■ **Your objective**:
Reproduce word for word the lines of the material from its first line through the line holding "log-checkbox[interactable]: ✓ [321, 471, 334, 485]", inclusive.

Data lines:
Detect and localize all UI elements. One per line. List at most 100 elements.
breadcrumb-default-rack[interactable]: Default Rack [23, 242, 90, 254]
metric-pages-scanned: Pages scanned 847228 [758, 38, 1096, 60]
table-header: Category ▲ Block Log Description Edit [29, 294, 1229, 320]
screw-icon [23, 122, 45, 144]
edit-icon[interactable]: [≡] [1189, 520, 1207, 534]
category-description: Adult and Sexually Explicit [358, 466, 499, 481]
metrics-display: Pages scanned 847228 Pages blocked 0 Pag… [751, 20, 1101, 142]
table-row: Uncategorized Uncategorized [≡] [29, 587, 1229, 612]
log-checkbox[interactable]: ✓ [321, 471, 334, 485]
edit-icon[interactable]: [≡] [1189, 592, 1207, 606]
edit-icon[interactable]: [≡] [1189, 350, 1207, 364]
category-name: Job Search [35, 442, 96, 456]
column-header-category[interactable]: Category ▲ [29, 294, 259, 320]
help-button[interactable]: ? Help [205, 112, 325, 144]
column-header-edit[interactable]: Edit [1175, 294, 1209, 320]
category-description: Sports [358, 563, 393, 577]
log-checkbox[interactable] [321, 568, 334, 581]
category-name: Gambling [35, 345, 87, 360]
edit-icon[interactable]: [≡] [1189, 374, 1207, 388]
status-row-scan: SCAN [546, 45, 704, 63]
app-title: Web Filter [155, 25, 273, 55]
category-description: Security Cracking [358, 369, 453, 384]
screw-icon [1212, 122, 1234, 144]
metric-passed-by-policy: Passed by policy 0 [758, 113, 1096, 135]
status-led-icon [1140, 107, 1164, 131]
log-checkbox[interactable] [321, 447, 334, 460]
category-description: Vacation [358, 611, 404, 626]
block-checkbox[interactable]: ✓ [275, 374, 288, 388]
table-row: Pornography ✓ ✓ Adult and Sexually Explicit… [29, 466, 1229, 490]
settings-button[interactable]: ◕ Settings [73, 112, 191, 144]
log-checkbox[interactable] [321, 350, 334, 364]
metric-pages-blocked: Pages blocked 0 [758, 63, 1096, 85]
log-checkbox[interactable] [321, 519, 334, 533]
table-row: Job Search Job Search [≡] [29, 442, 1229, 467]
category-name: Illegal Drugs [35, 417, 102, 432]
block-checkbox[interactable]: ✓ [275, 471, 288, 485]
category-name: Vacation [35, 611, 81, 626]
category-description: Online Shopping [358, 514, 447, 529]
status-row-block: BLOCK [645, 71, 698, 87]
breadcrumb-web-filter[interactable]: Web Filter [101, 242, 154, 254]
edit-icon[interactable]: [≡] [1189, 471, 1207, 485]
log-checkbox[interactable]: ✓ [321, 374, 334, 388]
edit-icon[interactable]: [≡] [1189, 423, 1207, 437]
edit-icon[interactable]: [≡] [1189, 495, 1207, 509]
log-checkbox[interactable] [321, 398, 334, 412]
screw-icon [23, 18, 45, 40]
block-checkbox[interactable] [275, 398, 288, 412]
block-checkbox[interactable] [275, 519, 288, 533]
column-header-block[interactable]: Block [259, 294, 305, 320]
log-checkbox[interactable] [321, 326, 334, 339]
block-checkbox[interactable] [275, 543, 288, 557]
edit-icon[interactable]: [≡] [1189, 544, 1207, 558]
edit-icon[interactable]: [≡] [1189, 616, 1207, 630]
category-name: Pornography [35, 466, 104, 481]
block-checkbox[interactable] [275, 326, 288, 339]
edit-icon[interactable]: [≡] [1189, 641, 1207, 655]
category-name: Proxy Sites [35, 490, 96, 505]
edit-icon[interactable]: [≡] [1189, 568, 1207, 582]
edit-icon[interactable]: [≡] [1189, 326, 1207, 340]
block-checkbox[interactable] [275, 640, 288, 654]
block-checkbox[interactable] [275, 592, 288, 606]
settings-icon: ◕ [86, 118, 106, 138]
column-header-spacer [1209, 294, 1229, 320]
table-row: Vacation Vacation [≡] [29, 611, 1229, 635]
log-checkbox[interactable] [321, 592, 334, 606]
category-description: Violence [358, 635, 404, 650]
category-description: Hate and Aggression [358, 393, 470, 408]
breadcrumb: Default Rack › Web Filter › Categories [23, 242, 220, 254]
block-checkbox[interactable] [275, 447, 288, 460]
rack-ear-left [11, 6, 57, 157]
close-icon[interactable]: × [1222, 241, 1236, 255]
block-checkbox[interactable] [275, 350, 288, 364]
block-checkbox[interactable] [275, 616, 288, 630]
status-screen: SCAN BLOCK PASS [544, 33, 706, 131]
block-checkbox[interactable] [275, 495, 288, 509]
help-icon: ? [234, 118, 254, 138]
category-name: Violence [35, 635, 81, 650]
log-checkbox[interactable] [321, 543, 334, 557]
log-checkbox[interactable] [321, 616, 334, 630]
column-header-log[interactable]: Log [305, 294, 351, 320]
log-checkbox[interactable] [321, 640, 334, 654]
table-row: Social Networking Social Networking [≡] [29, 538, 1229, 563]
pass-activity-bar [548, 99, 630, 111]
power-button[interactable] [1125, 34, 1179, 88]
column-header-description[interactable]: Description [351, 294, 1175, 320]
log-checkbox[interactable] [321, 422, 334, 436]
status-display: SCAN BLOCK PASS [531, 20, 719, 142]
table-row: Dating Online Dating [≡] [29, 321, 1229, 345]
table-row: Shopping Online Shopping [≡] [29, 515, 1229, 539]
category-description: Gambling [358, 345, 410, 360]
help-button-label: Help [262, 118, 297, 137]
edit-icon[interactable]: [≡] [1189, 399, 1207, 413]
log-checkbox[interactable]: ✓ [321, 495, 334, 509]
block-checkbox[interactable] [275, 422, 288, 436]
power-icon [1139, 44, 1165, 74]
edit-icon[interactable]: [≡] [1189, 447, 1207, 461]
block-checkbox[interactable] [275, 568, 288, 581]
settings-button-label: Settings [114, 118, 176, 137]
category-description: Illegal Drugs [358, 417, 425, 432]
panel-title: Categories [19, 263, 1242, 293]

■ **Response below**:
Detect and localize all UI elements. One per line. List at most 100 elements.
breadcrumb-default-rack[interactable]: Default Rack [23, 242, 90, 254]
metric-pages-scanned: Pages scanned 847228 [758, 38, 1096, 60]
table-header: Category ▲ Block Log Description Edit [29, 294, 1229, 320]
screw-icon [23, 122, 45, 144]
edit-icon[interactable]: [≡] [1189, 520, 1207, 534]
category-description: Adult and Sexually Explicit [358, 466, 499, 481]
metrics-display: Pages scanned 847228 Pages blocked 0 Pag… [751, 20, 1101, 142]
table-row: Uncategorized Uncategorized [≡] [29, 587, 1229, 612]
log-checkbox[interactable]: ✓ [321, 471, 334, 485]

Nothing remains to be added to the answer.